- _Stated goal_
State how many lines in the entries below contain "وعلامة". Write nothing but the number.

- _Data supplied_

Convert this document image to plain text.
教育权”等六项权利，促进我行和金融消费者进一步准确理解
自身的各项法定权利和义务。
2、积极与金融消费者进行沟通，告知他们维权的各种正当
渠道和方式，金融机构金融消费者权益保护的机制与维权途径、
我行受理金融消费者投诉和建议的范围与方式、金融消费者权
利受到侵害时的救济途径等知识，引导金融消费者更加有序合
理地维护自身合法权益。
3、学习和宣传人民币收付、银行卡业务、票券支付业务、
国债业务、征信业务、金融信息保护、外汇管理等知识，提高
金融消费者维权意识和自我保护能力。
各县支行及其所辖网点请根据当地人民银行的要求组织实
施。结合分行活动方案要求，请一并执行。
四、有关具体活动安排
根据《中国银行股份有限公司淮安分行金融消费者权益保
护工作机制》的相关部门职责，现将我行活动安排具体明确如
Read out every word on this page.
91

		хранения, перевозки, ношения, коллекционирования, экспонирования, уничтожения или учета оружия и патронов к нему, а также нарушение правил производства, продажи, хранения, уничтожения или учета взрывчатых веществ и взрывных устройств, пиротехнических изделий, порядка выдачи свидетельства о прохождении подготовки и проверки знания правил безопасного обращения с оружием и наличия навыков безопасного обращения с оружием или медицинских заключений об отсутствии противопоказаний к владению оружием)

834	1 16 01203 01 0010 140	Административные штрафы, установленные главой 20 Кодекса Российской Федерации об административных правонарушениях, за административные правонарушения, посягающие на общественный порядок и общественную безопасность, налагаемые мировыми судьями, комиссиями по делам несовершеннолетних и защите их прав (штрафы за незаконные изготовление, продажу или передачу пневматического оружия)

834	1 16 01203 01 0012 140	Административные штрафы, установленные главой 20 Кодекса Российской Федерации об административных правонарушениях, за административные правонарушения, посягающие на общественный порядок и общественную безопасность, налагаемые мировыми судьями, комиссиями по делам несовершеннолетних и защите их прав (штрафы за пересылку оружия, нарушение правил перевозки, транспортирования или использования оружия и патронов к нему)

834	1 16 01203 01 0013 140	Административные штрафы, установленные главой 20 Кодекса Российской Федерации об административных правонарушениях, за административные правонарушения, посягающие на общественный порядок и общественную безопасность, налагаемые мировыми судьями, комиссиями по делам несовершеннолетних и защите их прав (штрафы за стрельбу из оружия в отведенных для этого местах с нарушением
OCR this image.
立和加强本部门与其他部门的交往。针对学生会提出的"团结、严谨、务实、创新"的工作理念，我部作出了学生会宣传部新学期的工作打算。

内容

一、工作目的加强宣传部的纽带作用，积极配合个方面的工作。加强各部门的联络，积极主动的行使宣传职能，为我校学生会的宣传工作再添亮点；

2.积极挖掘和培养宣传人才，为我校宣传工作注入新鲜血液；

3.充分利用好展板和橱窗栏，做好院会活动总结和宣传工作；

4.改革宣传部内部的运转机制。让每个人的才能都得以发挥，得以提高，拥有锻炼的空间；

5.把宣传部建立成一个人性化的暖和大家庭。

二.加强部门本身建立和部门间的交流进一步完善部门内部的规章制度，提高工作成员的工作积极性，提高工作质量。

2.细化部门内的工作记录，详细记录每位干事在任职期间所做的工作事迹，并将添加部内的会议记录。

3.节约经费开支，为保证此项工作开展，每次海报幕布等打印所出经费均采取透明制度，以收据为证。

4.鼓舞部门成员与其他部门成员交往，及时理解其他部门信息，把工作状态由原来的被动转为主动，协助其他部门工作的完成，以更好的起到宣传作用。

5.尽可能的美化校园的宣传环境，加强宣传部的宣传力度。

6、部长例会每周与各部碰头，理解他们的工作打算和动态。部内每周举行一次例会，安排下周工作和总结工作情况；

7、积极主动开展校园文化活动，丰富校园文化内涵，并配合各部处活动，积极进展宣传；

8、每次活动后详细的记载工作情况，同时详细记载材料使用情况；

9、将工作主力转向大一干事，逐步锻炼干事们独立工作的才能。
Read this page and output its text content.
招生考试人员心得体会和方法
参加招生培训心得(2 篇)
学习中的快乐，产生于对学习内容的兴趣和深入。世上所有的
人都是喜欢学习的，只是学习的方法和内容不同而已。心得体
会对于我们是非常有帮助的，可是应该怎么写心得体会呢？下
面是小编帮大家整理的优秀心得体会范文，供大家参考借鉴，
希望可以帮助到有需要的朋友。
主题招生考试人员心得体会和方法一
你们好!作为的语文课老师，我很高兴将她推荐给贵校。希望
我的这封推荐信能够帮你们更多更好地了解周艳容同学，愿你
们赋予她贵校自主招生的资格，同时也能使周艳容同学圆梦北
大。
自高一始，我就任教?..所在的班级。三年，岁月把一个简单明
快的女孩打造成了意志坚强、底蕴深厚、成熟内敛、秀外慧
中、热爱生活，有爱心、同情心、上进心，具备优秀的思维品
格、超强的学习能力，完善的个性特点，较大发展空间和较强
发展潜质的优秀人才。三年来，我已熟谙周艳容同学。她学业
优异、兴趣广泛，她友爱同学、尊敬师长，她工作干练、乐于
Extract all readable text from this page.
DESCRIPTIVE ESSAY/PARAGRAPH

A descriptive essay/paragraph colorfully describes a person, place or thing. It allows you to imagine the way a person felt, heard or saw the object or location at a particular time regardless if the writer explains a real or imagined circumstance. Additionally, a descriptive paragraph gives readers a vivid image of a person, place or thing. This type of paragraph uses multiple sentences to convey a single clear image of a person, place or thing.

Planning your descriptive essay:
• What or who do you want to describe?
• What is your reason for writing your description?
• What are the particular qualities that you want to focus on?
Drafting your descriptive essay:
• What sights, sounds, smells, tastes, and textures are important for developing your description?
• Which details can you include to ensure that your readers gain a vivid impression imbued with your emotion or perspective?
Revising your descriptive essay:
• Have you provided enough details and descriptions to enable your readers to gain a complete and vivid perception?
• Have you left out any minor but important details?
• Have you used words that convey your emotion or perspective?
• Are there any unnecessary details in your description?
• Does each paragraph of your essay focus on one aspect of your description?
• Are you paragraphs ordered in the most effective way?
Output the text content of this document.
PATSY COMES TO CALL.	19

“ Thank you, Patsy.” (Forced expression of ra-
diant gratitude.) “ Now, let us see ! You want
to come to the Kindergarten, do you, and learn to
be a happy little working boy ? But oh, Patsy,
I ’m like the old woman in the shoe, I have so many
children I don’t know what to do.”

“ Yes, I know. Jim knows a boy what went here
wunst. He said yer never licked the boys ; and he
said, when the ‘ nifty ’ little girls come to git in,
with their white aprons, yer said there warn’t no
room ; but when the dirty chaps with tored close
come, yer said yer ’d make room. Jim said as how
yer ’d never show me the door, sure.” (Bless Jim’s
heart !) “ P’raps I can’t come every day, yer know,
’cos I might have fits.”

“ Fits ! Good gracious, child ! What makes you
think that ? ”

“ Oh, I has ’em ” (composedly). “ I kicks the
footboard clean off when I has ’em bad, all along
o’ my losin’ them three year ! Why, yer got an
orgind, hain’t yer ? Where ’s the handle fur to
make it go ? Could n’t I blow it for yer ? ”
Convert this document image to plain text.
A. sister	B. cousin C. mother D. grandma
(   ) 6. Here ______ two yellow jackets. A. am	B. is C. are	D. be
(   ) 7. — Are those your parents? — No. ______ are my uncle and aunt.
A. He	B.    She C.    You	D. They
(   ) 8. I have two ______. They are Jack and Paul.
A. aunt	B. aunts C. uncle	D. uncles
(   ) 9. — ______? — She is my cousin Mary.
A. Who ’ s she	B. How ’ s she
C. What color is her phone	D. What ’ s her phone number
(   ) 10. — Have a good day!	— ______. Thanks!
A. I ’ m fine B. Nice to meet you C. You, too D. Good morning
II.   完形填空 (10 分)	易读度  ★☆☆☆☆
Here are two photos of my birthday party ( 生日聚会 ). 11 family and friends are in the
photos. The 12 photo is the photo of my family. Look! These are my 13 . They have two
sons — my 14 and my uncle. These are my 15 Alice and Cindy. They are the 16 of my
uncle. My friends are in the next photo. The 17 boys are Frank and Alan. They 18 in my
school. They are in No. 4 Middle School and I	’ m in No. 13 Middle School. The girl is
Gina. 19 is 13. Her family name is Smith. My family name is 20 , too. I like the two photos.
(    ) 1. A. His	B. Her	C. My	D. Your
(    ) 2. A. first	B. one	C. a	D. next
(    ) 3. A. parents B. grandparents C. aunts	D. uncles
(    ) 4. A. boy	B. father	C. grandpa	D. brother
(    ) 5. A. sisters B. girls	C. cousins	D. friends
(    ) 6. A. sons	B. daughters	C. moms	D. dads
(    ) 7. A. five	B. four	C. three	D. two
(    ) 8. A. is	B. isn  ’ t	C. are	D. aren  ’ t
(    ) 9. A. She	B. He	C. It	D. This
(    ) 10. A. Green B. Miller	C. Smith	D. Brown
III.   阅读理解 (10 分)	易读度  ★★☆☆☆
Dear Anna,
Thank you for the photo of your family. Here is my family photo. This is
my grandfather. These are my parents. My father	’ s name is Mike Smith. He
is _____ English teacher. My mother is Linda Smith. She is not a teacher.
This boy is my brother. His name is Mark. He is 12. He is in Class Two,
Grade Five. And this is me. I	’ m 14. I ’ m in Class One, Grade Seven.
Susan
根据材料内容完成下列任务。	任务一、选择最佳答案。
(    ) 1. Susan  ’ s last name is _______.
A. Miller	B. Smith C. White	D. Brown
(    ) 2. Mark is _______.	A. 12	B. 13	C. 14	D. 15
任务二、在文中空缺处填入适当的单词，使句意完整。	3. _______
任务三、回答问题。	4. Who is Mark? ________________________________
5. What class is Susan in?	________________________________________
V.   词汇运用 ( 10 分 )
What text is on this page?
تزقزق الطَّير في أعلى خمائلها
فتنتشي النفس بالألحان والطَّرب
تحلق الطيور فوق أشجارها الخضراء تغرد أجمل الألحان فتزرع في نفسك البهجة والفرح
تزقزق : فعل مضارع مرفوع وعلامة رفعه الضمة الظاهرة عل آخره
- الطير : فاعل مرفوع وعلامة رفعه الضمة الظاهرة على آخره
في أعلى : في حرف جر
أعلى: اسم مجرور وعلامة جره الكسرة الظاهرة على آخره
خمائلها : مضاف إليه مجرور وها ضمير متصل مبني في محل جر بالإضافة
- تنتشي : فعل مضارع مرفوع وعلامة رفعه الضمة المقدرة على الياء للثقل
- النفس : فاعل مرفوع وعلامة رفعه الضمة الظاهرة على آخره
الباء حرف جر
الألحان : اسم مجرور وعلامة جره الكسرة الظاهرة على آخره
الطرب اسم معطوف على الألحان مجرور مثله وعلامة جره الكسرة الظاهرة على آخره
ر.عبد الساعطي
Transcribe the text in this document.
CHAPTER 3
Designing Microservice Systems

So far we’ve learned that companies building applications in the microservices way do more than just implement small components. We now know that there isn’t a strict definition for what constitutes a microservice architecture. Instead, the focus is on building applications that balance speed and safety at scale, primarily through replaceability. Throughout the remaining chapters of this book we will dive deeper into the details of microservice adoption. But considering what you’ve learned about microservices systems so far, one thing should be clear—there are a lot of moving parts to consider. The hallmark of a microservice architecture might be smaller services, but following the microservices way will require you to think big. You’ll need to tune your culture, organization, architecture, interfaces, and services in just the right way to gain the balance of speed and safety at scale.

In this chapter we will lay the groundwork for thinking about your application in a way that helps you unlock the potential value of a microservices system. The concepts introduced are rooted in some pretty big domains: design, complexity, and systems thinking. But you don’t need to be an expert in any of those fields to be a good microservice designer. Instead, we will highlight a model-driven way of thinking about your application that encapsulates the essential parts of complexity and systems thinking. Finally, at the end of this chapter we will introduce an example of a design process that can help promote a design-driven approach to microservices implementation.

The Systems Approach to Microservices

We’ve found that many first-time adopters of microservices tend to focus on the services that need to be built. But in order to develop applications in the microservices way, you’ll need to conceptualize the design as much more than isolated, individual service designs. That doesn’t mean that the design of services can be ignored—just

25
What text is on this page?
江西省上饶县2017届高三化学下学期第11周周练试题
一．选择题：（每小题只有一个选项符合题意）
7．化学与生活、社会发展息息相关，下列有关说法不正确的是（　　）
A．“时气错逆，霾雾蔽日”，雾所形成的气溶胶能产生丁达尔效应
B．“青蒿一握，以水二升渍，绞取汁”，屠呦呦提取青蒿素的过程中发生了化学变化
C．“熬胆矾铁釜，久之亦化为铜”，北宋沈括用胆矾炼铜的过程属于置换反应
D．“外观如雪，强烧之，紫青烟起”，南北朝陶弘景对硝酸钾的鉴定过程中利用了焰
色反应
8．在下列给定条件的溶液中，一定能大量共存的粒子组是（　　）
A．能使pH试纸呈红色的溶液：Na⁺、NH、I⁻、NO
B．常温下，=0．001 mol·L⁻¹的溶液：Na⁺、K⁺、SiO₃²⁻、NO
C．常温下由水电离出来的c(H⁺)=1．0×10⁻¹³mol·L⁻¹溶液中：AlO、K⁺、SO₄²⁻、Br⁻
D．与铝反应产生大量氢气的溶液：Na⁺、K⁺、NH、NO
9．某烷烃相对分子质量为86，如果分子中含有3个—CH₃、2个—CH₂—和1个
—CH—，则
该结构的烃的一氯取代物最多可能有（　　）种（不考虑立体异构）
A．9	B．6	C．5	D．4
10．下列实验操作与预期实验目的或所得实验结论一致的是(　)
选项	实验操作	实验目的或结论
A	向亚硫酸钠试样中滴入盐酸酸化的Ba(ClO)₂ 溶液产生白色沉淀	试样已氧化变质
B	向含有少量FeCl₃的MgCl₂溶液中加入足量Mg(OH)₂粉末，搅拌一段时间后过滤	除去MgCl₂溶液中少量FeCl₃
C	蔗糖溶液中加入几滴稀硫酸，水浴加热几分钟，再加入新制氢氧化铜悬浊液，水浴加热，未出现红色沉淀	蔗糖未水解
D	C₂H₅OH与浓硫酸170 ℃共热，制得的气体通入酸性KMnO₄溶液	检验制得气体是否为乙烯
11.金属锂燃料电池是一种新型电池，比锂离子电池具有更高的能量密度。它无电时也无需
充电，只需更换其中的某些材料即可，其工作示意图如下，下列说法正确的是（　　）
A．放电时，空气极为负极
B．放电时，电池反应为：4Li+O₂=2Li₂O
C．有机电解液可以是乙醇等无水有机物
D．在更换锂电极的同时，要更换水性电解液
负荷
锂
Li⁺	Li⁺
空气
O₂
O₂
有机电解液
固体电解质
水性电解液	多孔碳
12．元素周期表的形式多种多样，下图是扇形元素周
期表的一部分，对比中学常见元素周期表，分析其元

- _Full solution_
7